(What the task asks): Check every line of the records below for the string "alamy" and copy the ones that have it.

Dataset entries for page text:

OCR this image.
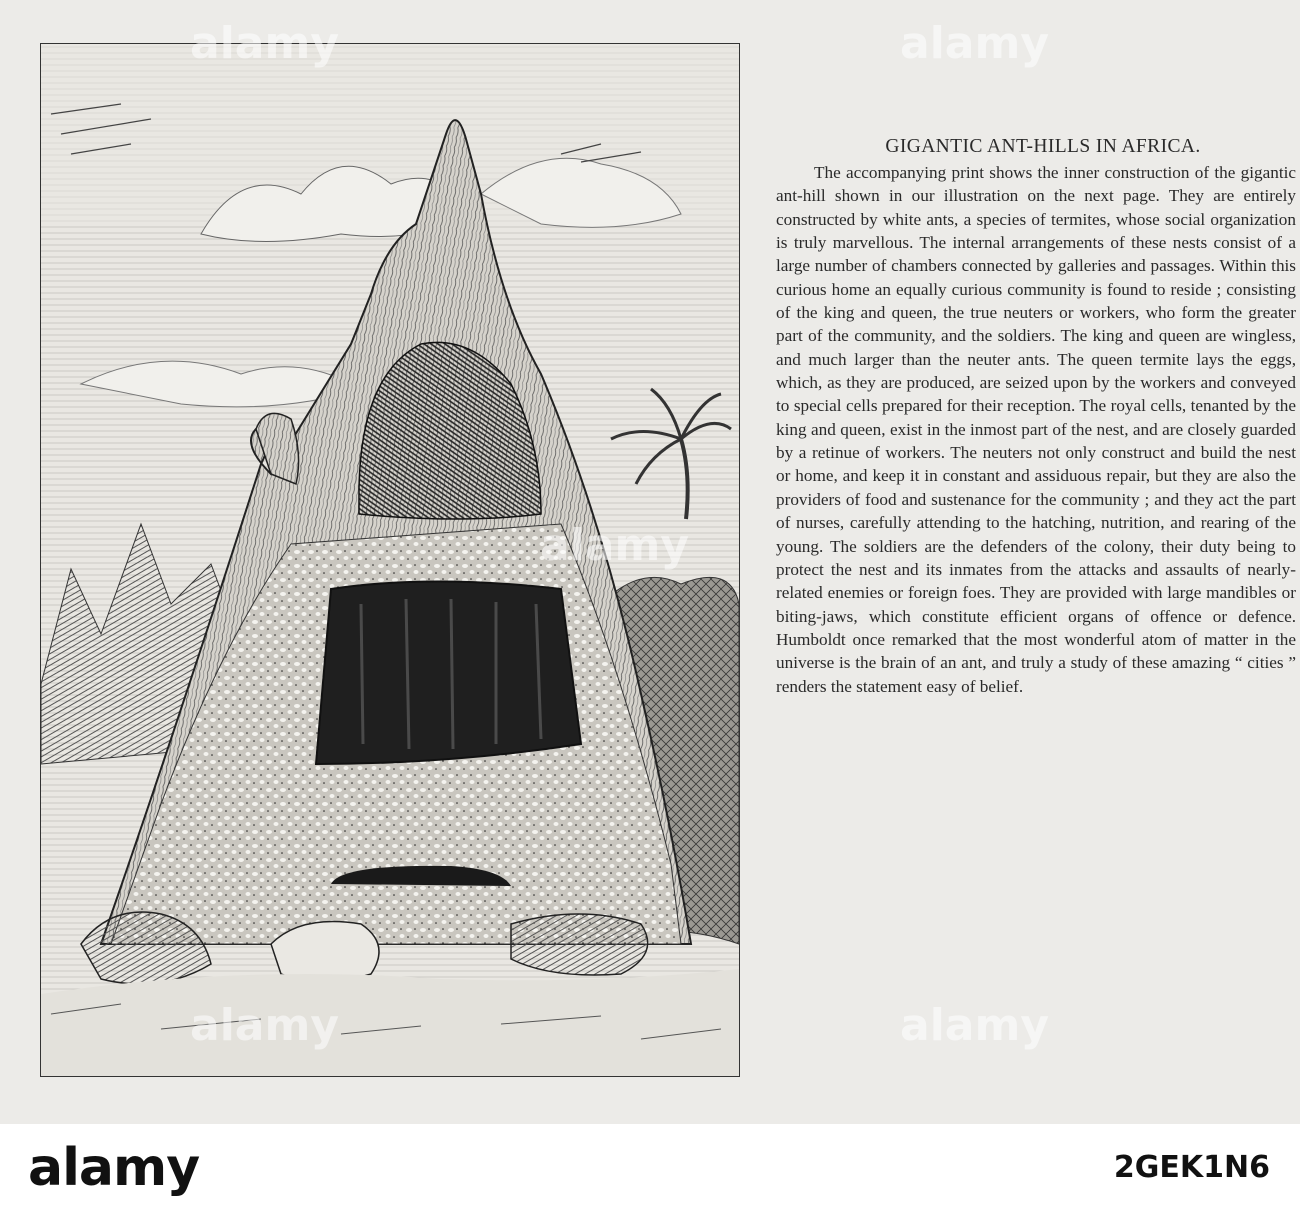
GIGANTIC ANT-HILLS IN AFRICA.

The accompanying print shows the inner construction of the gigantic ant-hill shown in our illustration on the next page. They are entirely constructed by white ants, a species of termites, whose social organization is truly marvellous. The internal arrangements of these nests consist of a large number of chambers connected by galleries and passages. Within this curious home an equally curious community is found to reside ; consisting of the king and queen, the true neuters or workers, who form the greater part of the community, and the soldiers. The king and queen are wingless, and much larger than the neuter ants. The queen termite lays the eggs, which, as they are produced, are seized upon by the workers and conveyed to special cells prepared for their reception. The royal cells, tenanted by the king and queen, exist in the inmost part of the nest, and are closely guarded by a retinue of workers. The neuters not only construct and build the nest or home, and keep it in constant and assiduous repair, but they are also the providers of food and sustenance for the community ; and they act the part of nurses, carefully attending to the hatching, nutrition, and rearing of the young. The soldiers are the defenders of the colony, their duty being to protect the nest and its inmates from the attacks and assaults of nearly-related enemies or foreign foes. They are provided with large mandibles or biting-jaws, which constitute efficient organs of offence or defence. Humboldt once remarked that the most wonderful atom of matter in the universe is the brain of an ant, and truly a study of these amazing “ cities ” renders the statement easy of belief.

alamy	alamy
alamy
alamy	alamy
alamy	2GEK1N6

* * *

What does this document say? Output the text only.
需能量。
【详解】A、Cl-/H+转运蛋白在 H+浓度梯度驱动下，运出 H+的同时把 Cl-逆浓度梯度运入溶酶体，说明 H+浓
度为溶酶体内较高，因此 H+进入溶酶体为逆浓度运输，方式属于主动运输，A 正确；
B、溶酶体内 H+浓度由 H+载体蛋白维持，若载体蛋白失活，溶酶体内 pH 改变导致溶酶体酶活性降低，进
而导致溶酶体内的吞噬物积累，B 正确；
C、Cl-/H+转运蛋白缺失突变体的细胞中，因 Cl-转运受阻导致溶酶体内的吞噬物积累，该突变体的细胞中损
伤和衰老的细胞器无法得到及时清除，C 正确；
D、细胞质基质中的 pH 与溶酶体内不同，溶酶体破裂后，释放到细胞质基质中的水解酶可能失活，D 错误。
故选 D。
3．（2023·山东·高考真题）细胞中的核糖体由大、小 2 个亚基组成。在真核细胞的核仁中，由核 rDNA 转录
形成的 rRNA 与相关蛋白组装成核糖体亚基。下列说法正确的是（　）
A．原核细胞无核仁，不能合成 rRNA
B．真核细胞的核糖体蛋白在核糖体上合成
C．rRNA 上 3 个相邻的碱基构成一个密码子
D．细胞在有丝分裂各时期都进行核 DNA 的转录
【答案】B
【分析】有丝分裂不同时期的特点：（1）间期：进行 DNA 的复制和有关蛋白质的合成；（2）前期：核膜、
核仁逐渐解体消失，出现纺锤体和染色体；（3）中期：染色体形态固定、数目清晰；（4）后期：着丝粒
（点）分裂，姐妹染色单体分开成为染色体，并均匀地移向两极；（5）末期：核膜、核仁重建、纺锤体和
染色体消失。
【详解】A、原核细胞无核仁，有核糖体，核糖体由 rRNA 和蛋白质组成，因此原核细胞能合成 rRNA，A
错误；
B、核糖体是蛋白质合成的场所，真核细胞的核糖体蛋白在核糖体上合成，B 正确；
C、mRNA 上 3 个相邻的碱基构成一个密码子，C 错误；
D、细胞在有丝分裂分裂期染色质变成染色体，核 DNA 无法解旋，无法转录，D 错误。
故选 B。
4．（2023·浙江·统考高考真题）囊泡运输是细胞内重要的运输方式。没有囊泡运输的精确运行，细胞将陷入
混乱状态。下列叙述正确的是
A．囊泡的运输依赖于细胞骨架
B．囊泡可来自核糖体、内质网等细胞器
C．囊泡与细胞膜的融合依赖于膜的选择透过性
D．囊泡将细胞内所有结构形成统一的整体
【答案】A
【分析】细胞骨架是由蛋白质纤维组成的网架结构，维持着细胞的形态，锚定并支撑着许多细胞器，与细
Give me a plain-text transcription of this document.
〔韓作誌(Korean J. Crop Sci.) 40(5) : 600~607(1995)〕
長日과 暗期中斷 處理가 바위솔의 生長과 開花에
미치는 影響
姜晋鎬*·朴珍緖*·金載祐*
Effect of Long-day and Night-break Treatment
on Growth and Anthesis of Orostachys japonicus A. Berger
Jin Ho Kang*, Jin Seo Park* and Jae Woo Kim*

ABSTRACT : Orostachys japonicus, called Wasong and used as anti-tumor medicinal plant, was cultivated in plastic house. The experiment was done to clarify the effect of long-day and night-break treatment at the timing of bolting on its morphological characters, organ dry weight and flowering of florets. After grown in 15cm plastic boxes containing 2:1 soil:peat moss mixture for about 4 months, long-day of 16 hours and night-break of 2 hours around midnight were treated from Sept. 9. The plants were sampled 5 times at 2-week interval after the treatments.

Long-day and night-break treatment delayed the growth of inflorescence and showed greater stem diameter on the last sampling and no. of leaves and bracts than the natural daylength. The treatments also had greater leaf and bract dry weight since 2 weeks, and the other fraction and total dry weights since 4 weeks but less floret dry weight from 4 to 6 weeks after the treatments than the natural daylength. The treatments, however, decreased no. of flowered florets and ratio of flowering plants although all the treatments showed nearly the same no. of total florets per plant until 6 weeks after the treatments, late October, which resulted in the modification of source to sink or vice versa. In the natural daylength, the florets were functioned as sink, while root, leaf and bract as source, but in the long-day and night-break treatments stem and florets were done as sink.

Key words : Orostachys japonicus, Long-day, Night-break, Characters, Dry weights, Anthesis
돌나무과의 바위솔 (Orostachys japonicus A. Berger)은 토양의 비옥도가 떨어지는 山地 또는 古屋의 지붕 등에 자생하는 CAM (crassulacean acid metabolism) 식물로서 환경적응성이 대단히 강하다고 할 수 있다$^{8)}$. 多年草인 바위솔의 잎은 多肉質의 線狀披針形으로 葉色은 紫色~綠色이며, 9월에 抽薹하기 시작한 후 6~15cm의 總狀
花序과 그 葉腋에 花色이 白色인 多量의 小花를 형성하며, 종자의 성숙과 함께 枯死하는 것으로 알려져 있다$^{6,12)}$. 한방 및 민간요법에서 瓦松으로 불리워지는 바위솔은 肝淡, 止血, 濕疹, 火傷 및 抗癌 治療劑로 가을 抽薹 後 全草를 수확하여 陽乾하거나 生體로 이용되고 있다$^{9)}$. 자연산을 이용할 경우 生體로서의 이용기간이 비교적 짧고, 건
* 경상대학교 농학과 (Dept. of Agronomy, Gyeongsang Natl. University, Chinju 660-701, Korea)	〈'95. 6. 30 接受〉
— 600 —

(Answer section):
alamy	alamy
alamy
alamy	alamy
alamy	2GEK1N6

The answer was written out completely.